■ **Task to carry out**
Find and copy lines holding "success".

■ **Data provided**
* Start *

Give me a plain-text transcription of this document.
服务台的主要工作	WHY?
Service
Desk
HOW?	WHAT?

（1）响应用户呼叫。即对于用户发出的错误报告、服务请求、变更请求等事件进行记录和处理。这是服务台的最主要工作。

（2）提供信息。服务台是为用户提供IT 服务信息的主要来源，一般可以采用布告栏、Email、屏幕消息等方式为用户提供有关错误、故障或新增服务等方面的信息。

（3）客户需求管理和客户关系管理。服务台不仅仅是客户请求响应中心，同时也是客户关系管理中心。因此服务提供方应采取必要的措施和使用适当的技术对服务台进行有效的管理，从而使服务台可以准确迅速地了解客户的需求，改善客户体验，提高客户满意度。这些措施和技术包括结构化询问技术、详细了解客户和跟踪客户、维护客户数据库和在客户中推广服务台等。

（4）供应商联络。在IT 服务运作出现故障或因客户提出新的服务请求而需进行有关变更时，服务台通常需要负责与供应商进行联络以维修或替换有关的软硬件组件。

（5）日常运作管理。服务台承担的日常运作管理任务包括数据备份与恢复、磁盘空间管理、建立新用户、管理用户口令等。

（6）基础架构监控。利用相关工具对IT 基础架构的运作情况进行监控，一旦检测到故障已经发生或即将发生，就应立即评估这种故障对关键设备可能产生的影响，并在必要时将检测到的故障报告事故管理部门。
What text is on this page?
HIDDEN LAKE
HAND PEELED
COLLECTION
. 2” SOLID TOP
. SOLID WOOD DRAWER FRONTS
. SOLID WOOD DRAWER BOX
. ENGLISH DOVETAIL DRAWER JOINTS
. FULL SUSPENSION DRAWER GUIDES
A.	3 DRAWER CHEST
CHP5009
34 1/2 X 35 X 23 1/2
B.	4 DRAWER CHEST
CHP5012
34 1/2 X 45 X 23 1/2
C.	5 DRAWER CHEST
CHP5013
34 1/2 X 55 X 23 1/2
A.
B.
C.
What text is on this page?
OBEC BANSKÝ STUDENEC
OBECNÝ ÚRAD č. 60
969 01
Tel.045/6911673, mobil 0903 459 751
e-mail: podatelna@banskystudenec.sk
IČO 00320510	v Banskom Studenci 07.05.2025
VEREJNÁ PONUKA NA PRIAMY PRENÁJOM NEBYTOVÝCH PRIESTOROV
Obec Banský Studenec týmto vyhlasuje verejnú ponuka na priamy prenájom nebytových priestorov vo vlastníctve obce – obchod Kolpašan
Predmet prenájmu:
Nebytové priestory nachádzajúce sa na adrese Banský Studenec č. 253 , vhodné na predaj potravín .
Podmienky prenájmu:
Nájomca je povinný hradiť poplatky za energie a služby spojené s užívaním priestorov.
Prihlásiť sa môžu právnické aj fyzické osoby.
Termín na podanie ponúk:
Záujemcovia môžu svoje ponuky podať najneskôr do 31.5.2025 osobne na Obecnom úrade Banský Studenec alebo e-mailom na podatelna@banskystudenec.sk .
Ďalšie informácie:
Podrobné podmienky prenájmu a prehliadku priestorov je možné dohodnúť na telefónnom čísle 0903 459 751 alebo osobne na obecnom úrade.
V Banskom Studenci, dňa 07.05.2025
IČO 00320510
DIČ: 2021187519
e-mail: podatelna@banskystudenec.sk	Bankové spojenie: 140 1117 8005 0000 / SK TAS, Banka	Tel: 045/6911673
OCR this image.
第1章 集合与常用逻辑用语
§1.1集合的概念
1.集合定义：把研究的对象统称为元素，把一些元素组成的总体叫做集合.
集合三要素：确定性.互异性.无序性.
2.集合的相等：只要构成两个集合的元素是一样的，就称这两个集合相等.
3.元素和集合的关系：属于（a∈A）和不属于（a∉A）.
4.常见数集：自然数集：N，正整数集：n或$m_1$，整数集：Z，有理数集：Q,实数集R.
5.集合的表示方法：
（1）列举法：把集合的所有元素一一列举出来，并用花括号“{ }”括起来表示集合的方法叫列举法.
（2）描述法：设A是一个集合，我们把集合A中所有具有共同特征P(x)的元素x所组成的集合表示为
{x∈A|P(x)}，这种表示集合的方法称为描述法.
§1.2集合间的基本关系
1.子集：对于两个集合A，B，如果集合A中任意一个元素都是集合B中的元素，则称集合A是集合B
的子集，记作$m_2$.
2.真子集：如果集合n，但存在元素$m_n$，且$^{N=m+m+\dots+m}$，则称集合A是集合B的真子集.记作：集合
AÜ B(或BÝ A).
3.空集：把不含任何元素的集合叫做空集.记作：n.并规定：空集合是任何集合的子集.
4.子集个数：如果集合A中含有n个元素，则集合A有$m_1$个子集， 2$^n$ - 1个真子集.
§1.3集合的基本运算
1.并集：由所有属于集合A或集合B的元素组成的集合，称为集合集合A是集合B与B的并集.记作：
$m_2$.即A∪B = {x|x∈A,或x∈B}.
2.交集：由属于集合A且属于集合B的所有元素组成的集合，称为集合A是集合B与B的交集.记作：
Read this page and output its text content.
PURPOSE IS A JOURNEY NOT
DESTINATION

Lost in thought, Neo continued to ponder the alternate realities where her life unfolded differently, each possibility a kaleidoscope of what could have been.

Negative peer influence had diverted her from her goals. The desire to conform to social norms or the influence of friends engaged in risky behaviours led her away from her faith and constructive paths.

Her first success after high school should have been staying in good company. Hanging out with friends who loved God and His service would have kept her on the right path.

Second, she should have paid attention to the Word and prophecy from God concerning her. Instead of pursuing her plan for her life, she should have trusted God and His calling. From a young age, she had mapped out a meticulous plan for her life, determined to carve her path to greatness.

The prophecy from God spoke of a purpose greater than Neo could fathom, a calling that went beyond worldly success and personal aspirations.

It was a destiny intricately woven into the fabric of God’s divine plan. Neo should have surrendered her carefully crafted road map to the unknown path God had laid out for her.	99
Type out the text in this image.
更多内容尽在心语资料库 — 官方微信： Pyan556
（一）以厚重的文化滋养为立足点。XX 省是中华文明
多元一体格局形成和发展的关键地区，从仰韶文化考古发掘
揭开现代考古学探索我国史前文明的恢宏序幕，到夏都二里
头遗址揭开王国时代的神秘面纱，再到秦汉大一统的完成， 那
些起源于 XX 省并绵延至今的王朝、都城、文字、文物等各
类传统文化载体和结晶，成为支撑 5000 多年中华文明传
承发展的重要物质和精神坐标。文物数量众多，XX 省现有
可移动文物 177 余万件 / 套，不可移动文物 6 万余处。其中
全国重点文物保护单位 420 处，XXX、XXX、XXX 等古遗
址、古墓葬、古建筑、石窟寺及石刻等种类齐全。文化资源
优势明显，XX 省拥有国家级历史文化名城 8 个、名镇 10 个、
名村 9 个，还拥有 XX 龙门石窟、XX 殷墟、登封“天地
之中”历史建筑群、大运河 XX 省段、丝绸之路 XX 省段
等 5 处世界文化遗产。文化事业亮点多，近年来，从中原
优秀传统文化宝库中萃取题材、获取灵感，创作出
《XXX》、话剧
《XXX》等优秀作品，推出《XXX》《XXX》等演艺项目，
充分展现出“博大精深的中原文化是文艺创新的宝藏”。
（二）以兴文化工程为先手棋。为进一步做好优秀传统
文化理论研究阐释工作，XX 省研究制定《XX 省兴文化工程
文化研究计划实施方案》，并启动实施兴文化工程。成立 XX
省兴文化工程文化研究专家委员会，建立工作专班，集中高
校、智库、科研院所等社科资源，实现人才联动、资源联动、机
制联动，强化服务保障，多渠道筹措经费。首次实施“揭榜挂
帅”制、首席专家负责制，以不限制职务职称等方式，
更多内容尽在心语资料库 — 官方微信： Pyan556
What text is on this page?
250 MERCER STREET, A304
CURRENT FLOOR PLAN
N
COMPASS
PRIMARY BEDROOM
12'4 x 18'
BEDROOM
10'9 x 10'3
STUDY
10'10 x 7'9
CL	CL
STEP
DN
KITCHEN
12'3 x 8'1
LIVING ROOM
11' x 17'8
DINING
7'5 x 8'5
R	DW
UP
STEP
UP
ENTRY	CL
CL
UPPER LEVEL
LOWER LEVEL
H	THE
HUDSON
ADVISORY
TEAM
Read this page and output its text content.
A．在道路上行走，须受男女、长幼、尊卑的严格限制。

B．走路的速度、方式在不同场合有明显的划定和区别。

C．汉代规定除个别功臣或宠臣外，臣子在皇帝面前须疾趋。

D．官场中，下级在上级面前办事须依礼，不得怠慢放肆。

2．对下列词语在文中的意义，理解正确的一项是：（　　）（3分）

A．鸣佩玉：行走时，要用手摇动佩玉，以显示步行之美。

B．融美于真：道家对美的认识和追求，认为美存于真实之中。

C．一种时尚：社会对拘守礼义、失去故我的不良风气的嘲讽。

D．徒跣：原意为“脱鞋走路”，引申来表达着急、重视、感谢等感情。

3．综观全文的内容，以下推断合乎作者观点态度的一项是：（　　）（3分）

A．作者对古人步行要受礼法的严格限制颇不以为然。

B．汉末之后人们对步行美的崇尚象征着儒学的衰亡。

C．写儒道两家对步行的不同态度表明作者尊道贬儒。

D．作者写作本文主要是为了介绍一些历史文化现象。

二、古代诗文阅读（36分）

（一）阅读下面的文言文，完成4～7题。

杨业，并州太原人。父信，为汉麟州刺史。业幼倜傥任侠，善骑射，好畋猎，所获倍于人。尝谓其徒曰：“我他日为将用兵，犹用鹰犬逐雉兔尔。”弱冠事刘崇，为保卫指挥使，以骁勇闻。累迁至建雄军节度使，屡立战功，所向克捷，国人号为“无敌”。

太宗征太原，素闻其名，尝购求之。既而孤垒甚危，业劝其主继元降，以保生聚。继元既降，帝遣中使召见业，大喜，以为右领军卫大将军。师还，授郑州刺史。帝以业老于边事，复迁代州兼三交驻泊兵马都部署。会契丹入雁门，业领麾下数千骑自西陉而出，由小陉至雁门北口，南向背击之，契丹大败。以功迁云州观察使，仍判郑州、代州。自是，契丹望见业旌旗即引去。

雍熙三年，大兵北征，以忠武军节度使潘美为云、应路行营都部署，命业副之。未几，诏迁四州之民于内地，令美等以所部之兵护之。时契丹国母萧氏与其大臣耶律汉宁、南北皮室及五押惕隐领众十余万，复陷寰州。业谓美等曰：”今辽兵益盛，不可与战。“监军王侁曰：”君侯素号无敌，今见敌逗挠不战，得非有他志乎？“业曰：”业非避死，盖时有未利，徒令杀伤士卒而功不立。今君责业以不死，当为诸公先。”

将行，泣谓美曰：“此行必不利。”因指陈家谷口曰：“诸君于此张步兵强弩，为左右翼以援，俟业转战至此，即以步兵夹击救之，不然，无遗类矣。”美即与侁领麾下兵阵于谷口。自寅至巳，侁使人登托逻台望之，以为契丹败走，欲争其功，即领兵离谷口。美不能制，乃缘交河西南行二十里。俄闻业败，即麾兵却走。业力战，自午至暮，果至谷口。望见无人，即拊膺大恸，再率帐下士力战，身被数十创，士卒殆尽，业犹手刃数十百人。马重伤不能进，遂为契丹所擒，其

* End *

■ **Exercise solution**
Her first success after high school should have been staying in good company. Hanging out with friends who loved God and His service would have kept her on the right path.
The prophecy from God spoke of a purpose greater than Neo could fathom, a calling that went beyond worldly success and personal aspirations.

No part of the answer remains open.